*The exercise*.
Search the entries for the word "Fiat" and pull out each line that has it.

[Recorded data]
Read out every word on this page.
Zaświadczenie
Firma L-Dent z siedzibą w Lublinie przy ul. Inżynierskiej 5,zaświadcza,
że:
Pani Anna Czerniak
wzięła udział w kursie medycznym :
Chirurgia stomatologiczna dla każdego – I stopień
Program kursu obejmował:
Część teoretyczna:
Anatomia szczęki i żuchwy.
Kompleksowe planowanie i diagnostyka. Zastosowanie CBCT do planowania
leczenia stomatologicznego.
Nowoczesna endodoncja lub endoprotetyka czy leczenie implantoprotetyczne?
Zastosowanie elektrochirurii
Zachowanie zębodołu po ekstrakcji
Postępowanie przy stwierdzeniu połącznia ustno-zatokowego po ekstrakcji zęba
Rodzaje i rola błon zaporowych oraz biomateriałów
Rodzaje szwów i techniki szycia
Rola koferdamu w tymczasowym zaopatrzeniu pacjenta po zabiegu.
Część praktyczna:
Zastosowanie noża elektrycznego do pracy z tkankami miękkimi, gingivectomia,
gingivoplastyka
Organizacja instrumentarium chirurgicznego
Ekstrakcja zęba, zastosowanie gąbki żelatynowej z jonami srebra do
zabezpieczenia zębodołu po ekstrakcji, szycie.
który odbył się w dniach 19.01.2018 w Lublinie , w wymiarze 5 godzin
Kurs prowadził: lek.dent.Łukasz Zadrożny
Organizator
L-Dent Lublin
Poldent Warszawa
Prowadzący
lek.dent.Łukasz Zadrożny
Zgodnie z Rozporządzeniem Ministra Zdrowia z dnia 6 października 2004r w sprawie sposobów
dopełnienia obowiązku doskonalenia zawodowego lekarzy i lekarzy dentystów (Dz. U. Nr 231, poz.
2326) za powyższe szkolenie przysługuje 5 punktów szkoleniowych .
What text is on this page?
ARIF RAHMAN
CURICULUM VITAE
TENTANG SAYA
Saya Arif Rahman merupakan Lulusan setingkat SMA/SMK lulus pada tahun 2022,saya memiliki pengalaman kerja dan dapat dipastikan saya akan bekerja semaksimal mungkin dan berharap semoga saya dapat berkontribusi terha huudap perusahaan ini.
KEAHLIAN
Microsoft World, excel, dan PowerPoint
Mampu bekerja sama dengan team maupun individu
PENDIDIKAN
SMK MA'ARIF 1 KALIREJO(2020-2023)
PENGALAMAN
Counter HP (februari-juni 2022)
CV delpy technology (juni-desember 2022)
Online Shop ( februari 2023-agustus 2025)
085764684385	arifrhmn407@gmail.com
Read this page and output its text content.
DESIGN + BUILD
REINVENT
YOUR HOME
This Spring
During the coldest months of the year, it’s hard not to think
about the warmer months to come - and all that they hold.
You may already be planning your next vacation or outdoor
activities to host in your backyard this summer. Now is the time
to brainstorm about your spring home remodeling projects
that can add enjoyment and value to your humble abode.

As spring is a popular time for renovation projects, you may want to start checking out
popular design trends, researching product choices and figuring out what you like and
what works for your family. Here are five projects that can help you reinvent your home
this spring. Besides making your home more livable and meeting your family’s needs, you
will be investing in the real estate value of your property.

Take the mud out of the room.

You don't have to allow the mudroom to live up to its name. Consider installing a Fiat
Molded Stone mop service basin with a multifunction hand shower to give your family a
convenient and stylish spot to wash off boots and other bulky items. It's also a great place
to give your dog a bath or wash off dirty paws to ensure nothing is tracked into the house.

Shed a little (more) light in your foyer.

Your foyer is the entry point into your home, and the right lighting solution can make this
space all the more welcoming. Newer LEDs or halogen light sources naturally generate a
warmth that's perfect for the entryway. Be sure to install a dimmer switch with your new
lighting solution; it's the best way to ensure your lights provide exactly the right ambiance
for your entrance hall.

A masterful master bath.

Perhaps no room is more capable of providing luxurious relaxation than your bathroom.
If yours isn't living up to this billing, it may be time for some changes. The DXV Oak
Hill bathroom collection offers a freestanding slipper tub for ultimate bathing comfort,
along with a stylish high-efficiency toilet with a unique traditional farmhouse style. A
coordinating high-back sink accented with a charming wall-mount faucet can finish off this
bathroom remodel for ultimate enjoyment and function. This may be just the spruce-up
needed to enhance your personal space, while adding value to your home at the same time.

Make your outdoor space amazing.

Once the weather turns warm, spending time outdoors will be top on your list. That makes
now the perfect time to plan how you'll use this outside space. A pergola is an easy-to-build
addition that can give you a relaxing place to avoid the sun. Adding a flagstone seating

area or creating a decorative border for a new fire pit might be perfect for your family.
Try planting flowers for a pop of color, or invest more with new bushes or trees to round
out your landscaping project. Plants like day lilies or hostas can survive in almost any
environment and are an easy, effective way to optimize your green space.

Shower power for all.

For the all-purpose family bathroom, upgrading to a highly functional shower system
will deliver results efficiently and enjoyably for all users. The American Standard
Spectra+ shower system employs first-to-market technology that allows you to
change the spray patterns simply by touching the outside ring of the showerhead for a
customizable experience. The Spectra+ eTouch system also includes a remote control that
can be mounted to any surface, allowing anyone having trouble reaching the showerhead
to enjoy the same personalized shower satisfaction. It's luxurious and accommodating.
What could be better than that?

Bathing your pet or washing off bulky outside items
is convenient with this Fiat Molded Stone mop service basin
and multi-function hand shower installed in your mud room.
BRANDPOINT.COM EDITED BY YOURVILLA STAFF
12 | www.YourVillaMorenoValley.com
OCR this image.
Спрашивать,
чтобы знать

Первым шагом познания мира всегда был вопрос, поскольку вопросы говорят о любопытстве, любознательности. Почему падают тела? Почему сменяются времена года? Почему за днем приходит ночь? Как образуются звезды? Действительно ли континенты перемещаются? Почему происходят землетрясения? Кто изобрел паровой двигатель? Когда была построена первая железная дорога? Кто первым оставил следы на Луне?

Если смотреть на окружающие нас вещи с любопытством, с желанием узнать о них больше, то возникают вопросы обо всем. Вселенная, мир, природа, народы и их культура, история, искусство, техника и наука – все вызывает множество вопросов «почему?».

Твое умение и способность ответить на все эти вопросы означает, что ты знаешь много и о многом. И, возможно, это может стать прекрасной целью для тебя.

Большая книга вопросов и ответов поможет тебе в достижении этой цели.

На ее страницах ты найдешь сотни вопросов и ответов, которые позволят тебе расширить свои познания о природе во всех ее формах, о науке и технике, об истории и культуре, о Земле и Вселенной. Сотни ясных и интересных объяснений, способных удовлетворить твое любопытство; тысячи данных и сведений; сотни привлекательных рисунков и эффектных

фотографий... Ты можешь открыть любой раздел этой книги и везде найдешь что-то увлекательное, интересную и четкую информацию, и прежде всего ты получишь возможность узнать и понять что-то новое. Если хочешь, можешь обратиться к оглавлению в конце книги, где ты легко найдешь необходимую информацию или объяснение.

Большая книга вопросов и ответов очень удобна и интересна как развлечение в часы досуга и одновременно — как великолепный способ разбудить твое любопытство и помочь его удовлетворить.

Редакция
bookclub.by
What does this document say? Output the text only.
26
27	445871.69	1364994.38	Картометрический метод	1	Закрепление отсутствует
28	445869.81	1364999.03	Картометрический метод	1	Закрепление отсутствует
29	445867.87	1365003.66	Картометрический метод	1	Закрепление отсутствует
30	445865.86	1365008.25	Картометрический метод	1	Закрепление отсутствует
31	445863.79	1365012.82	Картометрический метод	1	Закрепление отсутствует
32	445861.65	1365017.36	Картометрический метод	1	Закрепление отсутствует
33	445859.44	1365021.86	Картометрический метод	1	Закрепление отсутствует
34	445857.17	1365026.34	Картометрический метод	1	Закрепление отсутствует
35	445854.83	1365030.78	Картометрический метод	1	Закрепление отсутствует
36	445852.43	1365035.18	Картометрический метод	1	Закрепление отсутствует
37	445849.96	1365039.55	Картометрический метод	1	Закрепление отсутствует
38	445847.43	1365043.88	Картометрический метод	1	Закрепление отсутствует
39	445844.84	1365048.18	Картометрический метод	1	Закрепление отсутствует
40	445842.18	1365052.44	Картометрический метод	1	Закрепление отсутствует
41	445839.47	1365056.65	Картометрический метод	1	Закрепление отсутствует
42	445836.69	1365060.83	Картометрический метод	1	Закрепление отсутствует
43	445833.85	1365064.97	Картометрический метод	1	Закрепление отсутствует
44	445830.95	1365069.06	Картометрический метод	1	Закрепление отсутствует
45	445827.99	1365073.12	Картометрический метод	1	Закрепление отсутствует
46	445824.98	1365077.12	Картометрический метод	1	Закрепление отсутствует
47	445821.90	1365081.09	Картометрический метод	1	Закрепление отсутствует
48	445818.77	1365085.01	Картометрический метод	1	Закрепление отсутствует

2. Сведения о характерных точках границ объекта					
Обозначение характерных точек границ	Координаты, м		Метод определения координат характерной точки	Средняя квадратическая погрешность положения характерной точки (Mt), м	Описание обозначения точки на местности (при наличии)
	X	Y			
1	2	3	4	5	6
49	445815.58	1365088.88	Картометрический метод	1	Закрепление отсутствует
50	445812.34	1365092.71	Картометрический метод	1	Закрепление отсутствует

*Output for this task*.
You don't have to allow the mudroom to live up to its name. Consider installing a Fiat
is convenient with this Fiat Molded Stone mop service basin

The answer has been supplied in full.